* **TEXT SEGMENT**
# # #

I may fly over some of the tools, instead of giving a detailed feedback. I need to remark that what I write are my impressions, not real error-free benchmarks of a product. If you want that you can go to PC mag or simply google it. So slack, slack, slack. It’s hard to define what it is first time you see it.

Is it a social network? Is it a control panel for your shared apps? On Slack.com they say:

Slack creates alignment and shared understanding across your team, making you more productive, less stressed, and just a little bit happier“.

But is it true? I do agree it is nice to have some facebook-like thingy to work with. It blurries out the border between working and having fun. The problem is, do you need to blurry that out? On small groups, maybe it’s OK, but on big groups, tools like this may create the sensation you’re being exposed to the whole team.

43469Thanks to the deep search (see picture) you may be able to do data mining on workers, to know who’s speaking about the weekend, for example. I know it’s forbidden to spy on employees on some countries, like France, but I just want to raise my concern. On the other hand, visibility can trigger up competitivity (who’s having more post on “bugs”? who wrote more on “april”? ) so I see the advantage of it.

# # #

* **SUPPLIED INFORMATION**
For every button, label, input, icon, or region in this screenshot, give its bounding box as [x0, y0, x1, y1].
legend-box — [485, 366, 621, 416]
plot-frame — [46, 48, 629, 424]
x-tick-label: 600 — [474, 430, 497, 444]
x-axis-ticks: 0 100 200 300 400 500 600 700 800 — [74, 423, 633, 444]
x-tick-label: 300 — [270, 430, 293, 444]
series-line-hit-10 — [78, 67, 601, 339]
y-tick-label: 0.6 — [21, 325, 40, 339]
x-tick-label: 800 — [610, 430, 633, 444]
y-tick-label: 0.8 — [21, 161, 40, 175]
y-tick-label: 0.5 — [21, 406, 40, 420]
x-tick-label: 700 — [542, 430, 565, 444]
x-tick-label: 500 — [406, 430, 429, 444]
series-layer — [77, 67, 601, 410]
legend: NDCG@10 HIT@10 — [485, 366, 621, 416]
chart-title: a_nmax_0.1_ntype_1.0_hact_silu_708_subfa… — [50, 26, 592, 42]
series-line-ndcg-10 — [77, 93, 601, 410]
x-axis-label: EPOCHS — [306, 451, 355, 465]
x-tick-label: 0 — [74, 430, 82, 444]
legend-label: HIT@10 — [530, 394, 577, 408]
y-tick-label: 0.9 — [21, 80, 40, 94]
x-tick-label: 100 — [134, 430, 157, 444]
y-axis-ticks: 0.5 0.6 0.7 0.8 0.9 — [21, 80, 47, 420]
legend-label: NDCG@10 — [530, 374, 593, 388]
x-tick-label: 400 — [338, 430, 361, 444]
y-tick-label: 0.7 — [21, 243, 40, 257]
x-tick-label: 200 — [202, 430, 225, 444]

# # #

* **PROBLEM 1**
In the passage about Slack, which country is named as one where spying on employees is forbidden?
* **PROBLEM 2**
Print the passage about Slack from "But is it true?" to "advantage of it.".
* **PROBLEM 3**
Write what follows the last sentence of the passage about Slack.
The data above is separate from the passage about Slack.

* **ANSWER BOX 1**
France.

* **ANSWER BOX 2**
But is it true? I do agree it is nice to have some facebook-like thingy to work with. It blurries out the border between working and having fun. The problem is, do you need to blurry that out? On small groups, maybe it’s OK, but on big groups, tools like this may create the sensation you’re being exposed to the whole team.

43469Thanks to the deep search (see picture) you may be able to do data mining on workers, to know who’s speaking about the weekend, for example. I know it’s forbidden to spy on employees on some countries, like France, but I just want to raise my concern. On the other hand, visibility can trigger up competitivity (who’s having more post on “bugs”? who wrote more on “april”? ) so I see the advantage of it.

* **ANSWER BOX 3**
The problem for me is that it’s a metatool.  Actually they sell themselves as an operating system for teams. It integrates other features, like GitHub, or Twitter. If you need a set of tools/programs, common for everybody, maybe this is your choice. Or maybe you can install your own repository, mount your folders over the network, and have some web-based tools like munin monitoring to tell you what’s going on. This is what I do, actually.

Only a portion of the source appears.